[START MATERIAL FOR THIS EXERCISE]

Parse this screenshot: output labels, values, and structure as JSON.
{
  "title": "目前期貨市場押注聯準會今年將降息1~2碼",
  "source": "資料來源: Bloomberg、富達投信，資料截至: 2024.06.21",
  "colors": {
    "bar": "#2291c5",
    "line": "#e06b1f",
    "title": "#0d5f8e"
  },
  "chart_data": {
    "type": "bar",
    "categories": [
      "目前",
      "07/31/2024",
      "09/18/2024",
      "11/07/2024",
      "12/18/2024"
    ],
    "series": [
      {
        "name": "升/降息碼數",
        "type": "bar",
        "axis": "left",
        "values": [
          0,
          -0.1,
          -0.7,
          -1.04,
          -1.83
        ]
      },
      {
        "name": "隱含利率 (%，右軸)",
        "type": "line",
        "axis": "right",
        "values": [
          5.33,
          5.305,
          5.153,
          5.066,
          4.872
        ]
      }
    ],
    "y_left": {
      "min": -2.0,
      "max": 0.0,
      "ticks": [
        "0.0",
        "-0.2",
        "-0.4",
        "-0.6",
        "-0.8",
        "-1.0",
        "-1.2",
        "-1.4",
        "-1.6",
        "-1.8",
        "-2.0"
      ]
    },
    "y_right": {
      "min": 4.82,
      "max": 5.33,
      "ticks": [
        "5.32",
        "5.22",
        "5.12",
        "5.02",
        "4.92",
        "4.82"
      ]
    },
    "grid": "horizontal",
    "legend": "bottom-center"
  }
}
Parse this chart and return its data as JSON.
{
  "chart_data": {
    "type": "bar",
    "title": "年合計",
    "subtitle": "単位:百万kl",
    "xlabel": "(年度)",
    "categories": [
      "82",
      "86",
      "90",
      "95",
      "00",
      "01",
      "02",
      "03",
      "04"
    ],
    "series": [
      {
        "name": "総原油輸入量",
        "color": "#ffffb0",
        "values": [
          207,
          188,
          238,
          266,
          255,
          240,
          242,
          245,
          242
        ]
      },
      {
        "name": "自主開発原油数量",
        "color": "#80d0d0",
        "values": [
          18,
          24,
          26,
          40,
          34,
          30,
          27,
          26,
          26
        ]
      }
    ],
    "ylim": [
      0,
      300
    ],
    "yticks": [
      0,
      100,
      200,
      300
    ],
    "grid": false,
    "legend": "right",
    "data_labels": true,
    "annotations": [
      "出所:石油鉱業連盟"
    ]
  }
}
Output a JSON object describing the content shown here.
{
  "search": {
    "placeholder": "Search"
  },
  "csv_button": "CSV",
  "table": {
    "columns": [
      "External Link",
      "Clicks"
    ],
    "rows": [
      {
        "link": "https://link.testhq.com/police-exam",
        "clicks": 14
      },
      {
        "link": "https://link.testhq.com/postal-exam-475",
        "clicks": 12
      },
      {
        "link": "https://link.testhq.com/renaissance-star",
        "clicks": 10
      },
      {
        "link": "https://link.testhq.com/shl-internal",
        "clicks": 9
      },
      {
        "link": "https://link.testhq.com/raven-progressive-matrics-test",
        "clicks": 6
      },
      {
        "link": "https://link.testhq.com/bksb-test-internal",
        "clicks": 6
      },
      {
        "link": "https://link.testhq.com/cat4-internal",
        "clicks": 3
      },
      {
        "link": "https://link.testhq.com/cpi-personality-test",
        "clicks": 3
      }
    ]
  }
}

[END MATERIAL FOR THIS EXERCISE]

▶ INSTRUCTIONS TO FOLLOW
Without changing a word, restate the whole listing.

▶ TASK SOLUTION
Parse this screenshot: output labels, values, and structure as JSON.
{
  "title": "目前期貨市場押注聯準會今年將降息1~2碼",
  "source": "資料來源: Bloomberg、富達投信，資料截至: 2024.06.21",
  "colors": {
    "bar": "#2291c5",
    "line": "#e06b1f",
    "title": "#0d5f8e"
  },
  "chart_data": {
    "type": "bar",
    "categories": [
      "目前",
      "07/31/2024",
      "09/18/2024",
      "11/07/2024",
      "12/18/2024"
    ],
    "series": [
      {
        "name": "升/降息碼數",
        "type": "bar",
        "axis": "left",
        "values": [
          0,
          -0.1,
          -0.7,
          -1.04,
          -1.83
        ]
      },
      {
        "name": "隱含利率 (%，右軸)",
        "type": "line",
        "axis": "right",
        "values": [
          5.33,
          5.305,
          5.153,
          5.066,
          4.872
        ]
      }
    ],
    "y_left": {
      "min": -2.0,
      "max": 0.0,
      "ticks": [
        "0.0",
        "-0.2",
        "-0.4",
        "-0.6",
        "-0.8",
        "-1.0",
        "-1.2",
        "-1.4",
        "-1.6",
        "-1.8",
        "-2.0"
      ]
    },
    "y_right": {
      "min": 4.82,
      "max": 5.33,
      "ticks": [
        "5.32",
        "5.22",
        "5.12",
        "5.02",
        "4.92",
        "4.82"
      ]
    },
    "grid": "horizontal",
    "legend": "bottom-center"
  }
}
Parse this chart and return its data as JSON.
{
  "chart_data": {
    "type": "bar",
    "title": "年合計",
    "subtitle": "単位:百万kl",
    "xlabel": "(年度)",
    "categories": [
      "82",
      "86",
      "90",
      "95",
      "00",
      "01",
      "02",
      "03",
      "04"
    ],
    "series": [
      {
        "name": "総原油輸入量",
        "color": "#ffffb0",
        "values": [
          207,
          188,
          238,
          266,
          255,
          240,
          242,
          245,
          242
        ]
      },
      {
        "name": "自主開発原油数量",
        "color": "#80d0d0",
        "values": [
          18,
          24,
          26,
          40,
          34,
          30,
          27,
          26,
          26
        ]
      }
    ],
    "ylim": [
      0,
      300
    ],
    "yticks": [
      0,
      100,
      200,
      300
    ],
    "grid": false,
    "legend": "right",
    "data_labels": true,
    "annotations": [
      "出所:石油鉱業連盟"
    ]
  }
}
Output a JSON object describing the content shown here.
{
  "search": {
    "placeholder": "Search"
  },
  "csv_button": "CSV",
  "table": {
    "columns": [
      "External Link",
      "Clicks"
    ],
    "rows": [
      {
        "link": "https://link.testhq.com/police-exam",
        "clicks": 14
      },
      {
        "link": "https://link.testhq.com/postal-exam-475",
        "clicks": 12
      },
      {
        "link": "https://link.testhq.com/renaissance-star",
        "clicks": 10
      },
      {
        "link": "https://link.testhq.com/shl-internal",
        "clicks": 9
      },
      {
        "link": "https://link.testhq.com/raven-progressive-matrics-test",
        "clicks": 6
      },
      {
        "link": "https://link.testhq.com/bksb-test-internal",
        "clicks": 6
      },
      {
        "link": "https://link.testhq.com/cat4-internal",
        "clicks": 3
      },
      {
        "link": "https://link.testhq.com/cpi-personality-test",
        "clicks": 3
      }
    ]
  }
}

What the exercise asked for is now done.